Exercise directions ->
Transcribe the material below exactly as it appears.

Source material ->
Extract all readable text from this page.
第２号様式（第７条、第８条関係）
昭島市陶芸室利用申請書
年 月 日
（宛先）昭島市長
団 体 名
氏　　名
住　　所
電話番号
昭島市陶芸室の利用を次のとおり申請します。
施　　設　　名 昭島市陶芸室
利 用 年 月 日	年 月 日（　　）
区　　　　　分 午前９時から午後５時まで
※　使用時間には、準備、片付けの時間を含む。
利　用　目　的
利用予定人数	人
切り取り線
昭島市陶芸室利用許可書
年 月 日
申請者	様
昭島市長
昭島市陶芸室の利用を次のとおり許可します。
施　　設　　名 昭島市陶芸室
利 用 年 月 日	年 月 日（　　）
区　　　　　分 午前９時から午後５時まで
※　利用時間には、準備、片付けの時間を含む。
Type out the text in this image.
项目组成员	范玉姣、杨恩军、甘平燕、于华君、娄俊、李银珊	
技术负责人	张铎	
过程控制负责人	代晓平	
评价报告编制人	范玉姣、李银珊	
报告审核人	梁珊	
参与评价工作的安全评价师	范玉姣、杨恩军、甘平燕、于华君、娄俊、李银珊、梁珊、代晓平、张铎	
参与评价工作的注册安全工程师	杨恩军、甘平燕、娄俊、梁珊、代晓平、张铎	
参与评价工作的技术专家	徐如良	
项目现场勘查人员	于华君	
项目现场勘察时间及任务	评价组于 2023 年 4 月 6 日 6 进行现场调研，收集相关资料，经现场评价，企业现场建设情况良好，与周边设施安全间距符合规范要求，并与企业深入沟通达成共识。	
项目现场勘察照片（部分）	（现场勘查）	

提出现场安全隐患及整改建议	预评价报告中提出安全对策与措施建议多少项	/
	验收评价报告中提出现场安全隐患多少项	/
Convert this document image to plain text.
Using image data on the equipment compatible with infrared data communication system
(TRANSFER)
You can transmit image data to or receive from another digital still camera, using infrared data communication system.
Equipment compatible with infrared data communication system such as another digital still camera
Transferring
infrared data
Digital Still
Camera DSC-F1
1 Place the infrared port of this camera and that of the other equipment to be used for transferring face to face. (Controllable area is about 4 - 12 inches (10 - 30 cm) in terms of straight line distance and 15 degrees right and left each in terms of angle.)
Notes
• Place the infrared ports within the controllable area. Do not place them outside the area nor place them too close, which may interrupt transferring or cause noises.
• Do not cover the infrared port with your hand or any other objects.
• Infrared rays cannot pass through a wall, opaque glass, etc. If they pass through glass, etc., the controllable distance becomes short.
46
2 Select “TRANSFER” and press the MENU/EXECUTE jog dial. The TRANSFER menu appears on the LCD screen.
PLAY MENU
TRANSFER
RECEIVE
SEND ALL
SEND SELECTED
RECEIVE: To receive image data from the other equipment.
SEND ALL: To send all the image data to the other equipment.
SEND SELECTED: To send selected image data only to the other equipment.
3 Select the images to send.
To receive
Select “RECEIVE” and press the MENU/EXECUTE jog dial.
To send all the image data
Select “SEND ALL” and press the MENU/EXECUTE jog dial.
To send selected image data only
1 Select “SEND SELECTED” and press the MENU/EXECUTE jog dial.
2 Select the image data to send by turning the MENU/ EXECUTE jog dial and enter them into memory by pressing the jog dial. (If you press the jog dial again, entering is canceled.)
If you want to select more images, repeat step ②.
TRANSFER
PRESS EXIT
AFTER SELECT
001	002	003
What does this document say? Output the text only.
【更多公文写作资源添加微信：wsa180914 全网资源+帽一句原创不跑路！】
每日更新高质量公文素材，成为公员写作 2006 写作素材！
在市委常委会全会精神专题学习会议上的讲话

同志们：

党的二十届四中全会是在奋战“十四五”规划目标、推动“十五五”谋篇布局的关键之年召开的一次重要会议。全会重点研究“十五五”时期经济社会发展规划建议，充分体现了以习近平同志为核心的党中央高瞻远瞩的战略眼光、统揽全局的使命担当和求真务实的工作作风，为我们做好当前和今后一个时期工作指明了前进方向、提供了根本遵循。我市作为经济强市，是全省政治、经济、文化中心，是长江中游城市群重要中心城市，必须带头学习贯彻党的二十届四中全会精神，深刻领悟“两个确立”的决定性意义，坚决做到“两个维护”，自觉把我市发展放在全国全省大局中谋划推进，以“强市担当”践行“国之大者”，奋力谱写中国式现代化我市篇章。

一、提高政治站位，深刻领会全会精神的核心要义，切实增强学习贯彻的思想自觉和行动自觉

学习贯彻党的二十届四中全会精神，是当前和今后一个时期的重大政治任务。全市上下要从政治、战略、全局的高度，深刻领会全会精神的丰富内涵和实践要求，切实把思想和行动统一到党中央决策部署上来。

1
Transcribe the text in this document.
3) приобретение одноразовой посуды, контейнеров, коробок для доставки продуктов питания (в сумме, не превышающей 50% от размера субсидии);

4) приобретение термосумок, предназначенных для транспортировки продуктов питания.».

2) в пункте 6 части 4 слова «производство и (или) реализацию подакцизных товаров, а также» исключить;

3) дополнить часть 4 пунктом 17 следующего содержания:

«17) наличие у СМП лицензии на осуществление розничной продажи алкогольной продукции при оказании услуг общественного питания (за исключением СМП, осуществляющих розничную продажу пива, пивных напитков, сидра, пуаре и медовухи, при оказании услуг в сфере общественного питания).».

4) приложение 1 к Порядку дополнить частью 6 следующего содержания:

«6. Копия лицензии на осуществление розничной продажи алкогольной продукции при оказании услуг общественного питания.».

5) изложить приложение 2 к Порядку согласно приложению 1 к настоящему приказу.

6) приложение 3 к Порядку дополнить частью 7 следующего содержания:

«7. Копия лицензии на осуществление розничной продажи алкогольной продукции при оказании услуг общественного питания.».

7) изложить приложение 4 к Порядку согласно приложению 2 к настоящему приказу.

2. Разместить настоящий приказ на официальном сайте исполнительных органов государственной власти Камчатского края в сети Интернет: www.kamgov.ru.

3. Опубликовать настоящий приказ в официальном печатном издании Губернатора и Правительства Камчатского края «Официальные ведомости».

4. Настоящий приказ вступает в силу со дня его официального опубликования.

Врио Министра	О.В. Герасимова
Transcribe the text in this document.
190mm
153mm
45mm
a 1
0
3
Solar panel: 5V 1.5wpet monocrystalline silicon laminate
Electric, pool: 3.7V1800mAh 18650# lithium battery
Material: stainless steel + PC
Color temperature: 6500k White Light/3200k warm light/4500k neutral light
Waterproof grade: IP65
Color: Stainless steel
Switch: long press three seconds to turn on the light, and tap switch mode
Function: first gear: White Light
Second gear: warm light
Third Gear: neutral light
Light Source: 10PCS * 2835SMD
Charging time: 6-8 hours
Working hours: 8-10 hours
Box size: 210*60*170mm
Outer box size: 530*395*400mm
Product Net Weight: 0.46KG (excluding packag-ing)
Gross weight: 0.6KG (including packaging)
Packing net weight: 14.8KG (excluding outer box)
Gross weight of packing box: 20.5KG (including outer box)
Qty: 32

Correct output ->
Extract all readable text from this page.
第２号様式（第７条、第８条関係）
昭島市陶芸室利用申請書
年 月 日
（宛先）昭島市長
団 体 名
氏　　名
住　　所
電話番号
昭島市陶芸室の利用を次のとおり申請します。
施　　設　　名 昭島市陶芸室
利 用 年 月 日	年 月 日（　　）
区　　　　　分 午前９時から午後５時まで
※　使用時間には、準備、片付けの時間を含む。
利　用　目　的
利用予定人数	人
切り取り線
昭島市陶芸室利用許可書
年 月 日
申請者	様
昭島市長
昭島市陶芸室の利用を次のとおり許可します。
施　　設　　名 昭島市陶芸室
利 用 年 月 日	年 月 日（　　）
区　　　　　分 午前９時から午後５時まで
※　利用時間には、準備、片付けの時間を含む。
Type out the text in this image.
项目组成员	范玉姣、杨恩军、甘平燕、于华君、娄俊、李银珊	
技术负责人	张铎	
过程控制负责人	代晓平	
评价报告编制人	范玉姣、李银珊	
报告审核人	梁珊	
参与评价工作的安全评价师	范玉姣、杨恩军、甘平燕、于华君、娄俊、李银珊、梁珊、代晓平、张铎	
参与评价工作的注册安全工程师	杨恩军、甘平燕、娄俊、梁珊、代晓平、张铎	
参与评价工作的技术专家	徐如良	
项目现场勘查人员	于华君	
项目现场勘察时间及任务	评价组于 2023 年 4 月 6 日 6 进行现场调研，收集相关资料，经现场评价，企业现场建设情况良好，与周边设施安全间距符合规范要求，并与企业深入沟通达成共识。	
项目现场勘察照片（部分）	（现场勘查）	

提出现场安全隐患及整改建议	预评价报告中提出安全对策与措施建议多少项	/
	验收评价报告中提出现场安全隐患多少项	/
Convert this document image to plain text.
Using image data on the equipment compatible with infrared data communication system
(TRANSFER)
You can transmit image data to or receive from another digital still camera, using infrared data communication system.
Equipment compatible with infrared data communication system such as another digital still camera
Transferring
infrared data
Digital Still
Camera DSC-F1
1 Place the infrared port of this camera and that of the other equipment to be used for transferring face to face. (Controllable area is about 4 - 12 inches (10 - 30 cm) in terms of straight line distance and 15 degrees right and left each in terms of angle.)
Notes
• Place the infrared ports within the controllable area. Do not place them outside the area nor place them too close, which may interrupt transferring or cause noises.
• Do not cover the infrared port with your hand or any other objects.
• Infrared rays cannot pass through a wall, opaque glass, etc. If they pass through glass, etc., the controllable distance becomes short.
46
2 Select “TRANSFER” and press the MENU/EXECUTE jog dial. The TRANSFER menu appears on the LCD screen.
PLAY MENU
TRANSFER
RECEIVE
SEND ALL
SEND SELECTED
RECEIVE: To receive image data from the other equipment.
SEND ALL: To send all the image data to the other equipment.
SEND SELECTED: To send selected image data only to the other equipment.
3 Select the images to send.
To receive
Select “RECEIVE” and press the MENU/EXECUTE jog dial.
To send all the image data
Select “SEND ALL” and press the MENU/EXECUTE jog dial.
To send selected image data only
1 Select “SEND SELECTED” and press the MENU/EXECUTE jog dial.
2 Select the image data to send by turning the MENU/ EXECUTE jog dial and enter them into memory by pressing the jog dial. (If you press the jog dial again, entering is canceled.)
If you want to select more images, repeat step ②.
TRANSFER
PRESS EXIT
AFTER SELECT
001	002	003
What does this document say? Output the text only.
【更多公文写作资源添加微信：wsa180914 全网资源+帽一句原创不跑路！】
每日更新高质量公文素材，成为公员写作 2006 写作素材！
在市委常委会全会精神专题学习会议上的讲话

同志们：

党的二十届四中全会是在奋战“十四五”规划目标、推动“十五五”谋篇布局的关键之年召开的一次重要会议。全会重点研究“十五五”时期经济社会发展规划建议，充分体现了以习近平同志为核心的党中央高瞻远瞩的战略眼光、统揽全局的使命担当和求真务实的工作作风，为我们做好当前和今后一个时期工作指明了前进方向、提供了根本遵循。我市作为经济强市，是全省政治、经济、文化中心，是长江中游城市群重要中心城市，必须带头学习贯彻党的二十届四中全会精神，深刻领悟“两个确立”的决定性意义，坚决做到“两个维护”，自觉把我市发展放在全国全省大局中谋划推进，以“强市担当”践行“国之大者”，奋力谱写中国式现代化我市篇章。

一、提高政治站位，深刻领会全会精神的核心要义，切实增强学习贯彻的思想自觉和行动自觉

学习贯彻党的二十届四中全会精神，是当前和今后一个时期的重大政治任务。全市上下要从政治、战略、全局的高度，深刻领会全会精神的丰富内涵和实践要求，切实把思想和行动统一到党中央决策部署上来。

1
Transcribe the text in this document.
3) приобретение одноразовой посуды, контейнеров, коробок для доставки продуктов питания (в сумме, не превышающей 50% от размера субсидии);

4) приобретение термосумок, предназначенных для транспортировки продуктов питания.».

2) в пункте 6 части 4 слова «производство и (или) реализацию подакцизных товаров, а также» исключить;

3) дополнить часть 4 пунктом 17 следующего содержания:

«17) наличие у СМП лицензии на осуществление розничной продажи алкогольной продукции при оказании услуг общественного питания (за исключением СМП, осуществляющих розничную продажу пива, пивных напитков, сидра, пуаре и медовухи, при оказании услуг в сфере общественного питания).».

4) приложение 1 к Порядку дополнить частью 6 следующего содержания:

«6. Копия лицензии на осуществление розничной продажи алкогольной продукции при оказании услуг общественного питания.».

5) изложить приложение 2 к Порядку согласно приложению 1 к настоящему приказу.

6) приложение 3 к Порядку дополнить частью 7 следующего содержания:

«7. Копия лицензии на осуществление розничной продажи алкогольной продукции при оказании услуг общественного питания.».

7) изложить приложение 4 к Порядку согласно приложению 2 к настоящему приказу.

2. Разместить настоящий приказ на официальном сайте исполнительных органов государственной власти Камчатского края в сети Интернет: www.kamgov.ru.

3. Опубликовать настоящий приказ в официальном печатном издании Губернатора и Правительства Камчатского края «Официальные ведомости».

4. Настоящий приказ вступает в силу со дня его официального опубликования.

Врио Министра	О.В. Герасимова
Transcribe the text in this document.
190mm
153mm
45mm
a 1
0
3
Solar panel: 5V 1.5wpet monocrystalline silicon laminate
Electric, pool: 3.7V1800mAh 18650# lithium battery
Material: stainless steel + PC
Color temperature: 6500k White Light/3200k warm light/4500k neutral light
Waterproof grade: IP65
Color: Stainless steel
Switch: long press three seconds to turn on the light, and tap switch mode
Function: first gear: White Light
Second gear: warm light
Third Gear: neutral light
Light Source: 10PCS * 2835SMD
Charging time: 6-8 hours
Working hours: 8-10 hours
Box size: 210*60*170mm
Outer box size: 530*395*400mm
Product Net Weight: 0.46KG (excluding packag-ing)
Gross weight: 0.6KG (including packaging)
Packing net weight: 14.8KG (excluding outer box)
Gross weight of packing box: 20.5KG (including outer box)
Qty: 32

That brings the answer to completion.